_What needs to be done_. Your answer is a single number: how many lines hold the word "floundered"?

Collected data
+ + + +
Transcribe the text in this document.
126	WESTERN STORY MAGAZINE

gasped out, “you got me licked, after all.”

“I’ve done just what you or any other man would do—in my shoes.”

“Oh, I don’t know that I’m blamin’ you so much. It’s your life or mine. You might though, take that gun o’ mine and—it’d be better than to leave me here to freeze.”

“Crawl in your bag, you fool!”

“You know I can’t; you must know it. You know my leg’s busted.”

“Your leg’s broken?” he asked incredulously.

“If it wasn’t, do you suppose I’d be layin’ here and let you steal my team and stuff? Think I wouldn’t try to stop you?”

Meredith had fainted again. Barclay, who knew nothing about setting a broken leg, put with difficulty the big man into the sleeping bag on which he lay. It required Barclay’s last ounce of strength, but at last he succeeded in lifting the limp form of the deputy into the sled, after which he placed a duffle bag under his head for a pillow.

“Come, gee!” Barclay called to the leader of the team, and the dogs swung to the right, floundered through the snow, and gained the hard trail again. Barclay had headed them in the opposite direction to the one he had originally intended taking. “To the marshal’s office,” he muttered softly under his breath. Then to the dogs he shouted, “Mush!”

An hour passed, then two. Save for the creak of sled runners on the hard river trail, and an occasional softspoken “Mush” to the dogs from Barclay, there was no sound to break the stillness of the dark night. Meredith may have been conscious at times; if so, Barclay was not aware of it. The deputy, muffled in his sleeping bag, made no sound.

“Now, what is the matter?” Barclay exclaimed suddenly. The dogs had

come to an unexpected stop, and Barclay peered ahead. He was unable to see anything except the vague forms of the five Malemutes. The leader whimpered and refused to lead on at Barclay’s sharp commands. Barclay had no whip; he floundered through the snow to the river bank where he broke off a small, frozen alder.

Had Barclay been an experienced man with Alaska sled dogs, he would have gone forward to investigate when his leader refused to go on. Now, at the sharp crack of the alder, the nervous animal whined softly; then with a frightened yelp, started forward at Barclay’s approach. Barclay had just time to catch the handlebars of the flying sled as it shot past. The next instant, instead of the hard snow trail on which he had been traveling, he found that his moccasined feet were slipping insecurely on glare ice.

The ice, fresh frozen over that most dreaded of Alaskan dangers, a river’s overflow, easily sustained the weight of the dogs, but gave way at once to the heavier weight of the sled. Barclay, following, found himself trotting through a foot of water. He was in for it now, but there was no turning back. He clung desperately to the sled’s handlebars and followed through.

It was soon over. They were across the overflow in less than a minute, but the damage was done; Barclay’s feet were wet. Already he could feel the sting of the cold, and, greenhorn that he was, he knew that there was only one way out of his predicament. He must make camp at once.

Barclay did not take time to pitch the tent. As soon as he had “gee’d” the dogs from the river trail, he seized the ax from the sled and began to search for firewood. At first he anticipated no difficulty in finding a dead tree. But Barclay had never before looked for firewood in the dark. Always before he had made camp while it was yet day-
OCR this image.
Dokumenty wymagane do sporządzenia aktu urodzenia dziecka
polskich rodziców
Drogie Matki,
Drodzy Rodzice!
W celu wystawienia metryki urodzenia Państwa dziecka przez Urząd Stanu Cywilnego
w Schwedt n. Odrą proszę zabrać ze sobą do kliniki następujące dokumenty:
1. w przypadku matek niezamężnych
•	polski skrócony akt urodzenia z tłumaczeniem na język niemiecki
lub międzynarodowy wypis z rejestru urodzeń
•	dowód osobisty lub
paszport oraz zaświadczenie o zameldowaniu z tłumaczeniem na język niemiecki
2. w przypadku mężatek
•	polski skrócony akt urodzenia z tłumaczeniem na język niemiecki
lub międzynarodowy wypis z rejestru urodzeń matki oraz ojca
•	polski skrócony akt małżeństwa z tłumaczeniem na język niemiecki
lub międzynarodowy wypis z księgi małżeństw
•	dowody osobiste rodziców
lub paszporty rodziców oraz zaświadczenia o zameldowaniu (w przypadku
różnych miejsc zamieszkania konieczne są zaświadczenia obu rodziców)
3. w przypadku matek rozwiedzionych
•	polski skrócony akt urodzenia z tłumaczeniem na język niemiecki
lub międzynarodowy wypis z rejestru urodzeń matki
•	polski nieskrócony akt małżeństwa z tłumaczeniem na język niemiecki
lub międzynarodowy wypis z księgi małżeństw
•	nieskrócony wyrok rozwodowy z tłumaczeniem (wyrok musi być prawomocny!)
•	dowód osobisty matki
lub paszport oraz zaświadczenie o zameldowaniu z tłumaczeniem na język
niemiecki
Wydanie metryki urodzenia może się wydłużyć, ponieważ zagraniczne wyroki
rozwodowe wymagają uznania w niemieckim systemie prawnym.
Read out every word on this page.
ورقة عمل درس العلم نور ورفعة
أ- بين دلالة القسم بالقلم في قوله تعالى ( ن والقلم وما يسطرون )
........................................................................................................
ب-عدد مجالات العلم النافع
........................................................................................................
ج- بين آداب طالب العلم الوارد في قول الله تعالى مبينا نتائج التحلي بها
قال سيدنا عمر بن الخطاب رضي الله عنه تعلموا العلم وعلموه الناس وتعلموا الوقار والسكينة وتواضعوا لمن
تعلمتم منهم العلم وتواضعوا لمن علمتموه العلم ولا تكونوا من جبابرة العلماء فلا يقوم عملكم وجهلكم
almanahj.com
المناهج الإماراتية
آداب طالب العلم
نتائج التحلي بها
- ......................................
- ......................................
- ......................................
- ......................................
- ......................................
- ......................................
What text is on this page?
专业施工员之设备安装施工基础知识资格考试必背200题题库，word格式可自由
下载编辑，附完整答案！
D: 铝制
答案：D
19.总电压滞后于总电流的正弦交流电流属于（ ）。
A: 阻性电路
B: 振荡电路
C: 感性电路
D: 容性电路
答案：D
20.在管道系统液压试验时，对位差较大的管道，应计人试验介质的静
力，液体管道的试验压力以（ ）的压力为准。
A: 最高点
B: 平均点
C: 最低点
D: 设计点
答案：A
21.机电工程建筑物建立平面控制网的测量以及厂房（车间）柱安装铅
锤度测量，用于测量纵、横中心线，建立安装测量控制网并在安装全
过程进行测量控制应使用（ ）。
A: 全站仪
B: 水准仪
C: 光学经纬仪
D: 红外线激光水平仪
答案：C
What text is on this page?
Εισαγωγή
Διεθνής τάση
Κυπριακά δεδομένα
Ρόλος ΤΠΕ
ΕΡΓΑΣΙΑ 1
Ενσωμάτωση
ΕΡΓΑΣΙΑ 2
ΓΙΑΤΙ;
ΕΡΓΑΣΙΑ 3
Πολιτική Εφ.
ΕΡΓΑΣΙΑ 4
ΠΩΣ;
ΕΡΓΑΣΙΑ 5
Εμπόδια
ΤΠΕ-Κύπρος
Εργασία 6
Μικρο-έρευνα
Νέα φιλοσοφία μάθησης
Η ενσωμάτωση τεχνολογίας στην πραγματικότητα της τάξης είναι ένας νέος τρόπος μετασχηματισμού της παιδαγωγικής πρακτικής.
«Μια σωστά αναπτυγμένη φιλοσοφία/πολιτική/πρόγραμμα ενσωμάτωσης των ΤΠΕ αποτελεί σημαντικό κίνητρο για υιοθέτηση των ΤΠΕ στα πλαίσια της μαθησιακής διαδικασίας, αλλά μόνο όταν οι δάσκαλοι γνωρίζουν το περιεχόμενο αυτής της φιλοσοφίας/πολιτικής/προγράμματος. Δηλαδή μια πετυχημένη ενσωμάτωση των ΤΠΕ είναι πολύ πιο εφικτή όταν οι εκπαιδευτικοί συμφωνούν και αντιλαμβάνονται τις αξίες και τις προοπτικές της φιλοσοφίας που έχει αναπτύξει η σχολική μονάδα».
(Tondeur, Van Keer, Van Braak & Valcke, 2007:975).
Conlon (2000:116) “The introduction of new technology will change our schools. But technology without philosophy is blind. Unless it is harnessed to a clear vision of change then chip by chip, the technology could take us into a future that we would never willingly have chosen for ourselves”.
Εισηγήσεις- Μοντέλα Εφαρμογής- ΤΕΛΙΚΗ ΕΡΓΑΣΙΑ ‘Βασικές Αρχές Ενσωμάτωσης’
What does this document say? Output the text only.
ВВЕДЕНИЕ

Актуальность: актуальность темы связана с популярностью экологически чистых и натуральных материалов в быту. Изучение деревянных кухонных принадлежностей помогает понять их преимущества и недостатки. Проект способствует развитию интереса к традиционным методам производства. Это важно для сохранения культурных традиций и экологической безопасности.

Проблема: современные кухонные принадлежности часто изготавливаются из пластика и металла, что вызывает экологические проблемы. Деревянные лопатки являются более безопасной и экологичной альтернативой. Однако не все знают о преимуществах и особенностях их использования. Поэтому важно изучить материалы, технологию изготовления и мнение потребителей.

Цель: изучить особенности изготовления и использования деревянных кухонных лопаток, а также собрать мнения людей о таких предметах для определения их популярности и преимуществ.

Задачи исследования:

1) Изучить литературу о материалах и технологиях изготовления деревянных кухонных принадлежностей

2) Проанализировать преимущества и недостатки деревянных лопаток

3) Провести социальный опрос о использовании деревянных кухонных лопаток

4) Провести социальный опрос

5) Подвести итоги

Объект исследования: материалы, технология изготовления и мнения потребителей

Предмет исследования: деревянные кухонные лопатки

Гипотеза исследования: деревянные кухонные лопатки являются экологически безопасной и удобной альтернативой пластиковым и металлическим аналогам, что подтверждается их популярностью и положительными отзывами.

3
+ + + +
_Written answer_. 2